◆ Extracts from a graphics dataset:
-=-=-=-=-
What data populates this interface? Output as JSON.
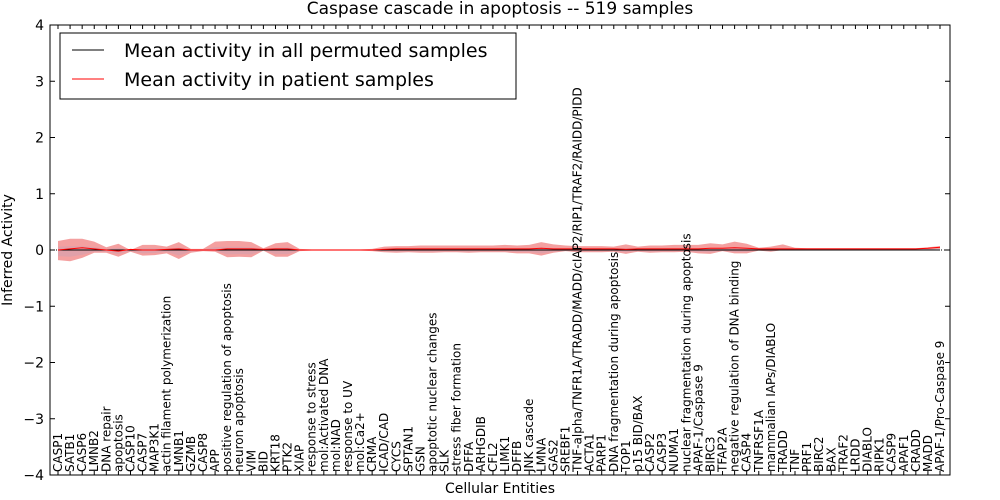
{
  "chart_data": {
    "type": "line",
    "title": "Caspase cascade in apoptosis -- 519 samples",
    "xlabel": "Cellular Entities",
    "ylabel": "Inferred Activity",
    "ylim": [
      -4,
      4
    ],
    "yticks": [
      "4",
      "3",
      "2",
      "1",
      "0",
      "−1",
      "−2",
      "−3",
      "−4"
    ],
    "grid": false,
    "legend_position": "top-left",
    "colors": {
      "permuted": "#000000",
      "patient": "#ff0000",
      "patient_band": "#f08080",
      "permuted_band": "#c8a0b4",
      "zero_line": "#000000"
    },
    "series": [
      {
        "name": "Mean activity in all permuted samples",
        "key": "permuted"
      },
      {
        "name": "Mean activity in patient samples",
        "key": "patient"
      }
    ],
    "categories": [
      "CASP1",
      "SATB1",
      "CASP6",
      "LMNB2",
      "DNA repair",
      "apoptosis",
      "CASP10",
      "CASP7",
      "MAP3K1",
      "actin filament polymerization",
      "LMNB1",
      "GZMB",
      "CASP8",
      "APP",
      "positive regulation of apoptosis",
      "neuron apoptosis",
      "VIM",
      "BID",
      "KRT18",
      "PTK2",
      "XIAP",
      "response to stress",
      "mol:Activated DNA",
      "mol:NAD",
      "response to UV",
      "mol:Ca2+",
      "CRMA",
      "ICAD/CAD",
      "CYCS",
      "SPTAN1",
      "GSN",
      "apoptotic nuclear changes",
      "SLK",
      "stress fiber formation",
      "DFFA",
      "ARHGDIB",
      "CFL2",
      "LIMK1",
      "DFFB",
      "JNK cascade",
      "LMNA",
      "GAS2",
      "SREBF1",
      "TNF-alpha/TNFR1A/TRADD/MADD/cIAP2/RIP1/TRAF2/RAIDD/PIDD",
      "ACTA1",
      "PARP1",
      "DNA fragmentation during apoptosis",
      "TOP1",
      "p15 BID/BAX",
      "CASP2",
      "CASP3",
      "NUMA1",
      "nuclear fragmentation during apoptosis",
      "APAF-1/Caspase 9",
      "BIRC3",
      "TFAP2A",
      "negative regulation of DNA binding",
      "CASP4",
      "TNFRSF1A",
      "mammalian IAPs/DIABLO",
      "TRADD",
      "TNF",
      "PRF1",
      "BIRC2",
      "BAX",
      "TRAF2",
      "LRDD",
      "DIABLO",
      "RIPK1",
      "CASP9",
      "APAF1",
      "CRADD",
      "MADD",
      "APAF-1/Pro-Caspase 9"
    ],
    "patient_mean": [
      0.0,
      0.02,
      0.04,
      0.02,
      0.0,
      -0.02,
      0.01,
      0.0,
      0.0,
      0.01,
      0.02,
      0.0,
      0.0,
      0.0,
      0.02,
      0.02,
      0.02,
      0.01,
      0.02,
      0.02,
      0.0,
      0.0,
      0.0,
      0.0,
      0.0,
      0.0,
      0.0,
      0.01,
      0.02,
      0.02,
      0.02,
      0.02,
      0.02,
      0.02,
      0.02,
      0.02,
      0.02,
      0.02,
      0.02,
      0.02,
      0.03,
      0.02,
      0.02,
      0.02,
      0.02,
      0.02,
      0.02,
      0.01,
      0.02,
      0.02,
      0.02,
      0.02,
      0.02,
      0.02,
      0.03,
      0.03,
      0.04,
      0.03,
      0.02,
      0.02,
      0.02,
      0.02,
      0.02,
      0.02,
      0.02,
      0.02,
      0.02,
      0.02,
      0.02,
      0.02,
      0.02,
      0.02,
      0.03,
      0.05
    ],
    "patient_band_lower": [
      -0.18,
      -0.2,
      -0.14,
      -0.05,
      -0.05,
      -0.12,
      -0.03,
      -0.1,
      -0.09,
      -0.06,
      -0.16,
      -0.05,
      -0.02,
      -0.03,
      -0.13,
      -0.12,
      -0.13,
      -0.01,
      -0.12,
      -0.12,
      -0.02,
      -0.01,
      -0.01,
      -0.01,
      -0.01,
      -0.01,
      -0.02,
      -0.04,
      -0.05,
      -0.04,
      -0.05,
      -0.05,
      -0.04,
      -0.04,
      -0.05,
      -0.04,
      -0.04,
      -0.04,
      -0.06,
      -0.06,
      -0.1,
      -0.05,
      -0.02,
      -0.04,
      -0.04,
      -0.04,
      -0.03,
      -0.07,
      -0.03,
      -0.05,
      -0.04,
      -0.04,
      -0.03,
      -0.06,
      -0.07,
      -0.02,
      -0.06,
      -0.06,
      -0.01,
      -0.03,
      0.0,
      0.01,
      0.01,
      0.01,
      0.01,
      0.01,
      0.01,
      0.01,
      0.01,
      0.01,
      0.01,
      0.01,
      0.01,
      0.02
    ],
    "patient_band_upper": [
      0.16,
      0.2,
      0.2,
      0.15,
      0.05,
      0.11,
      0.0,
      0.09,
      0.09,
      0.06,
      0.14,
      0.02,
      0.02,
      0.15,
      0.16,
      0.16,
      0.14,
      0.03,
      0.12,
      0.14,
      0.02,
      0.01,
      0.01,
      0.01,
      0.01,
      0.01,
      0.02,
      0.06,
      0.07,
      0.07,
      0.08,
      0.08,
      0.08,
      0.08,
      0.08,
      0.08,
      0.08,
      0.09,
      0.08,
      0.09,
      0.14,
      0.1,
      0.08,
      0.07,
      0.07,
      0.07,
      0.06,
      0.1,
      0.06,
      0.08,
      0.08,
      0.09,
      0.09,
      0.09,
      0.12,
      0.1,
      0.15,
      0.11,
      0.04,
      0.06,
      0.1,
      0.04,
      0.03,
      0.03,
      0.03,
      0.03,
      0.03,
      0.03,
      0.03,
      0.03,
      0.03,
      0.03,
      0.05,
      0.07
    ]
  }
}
-=-=-=-=-
Find every line that includes the string "nuclear". Report how many there are and nothing else.

2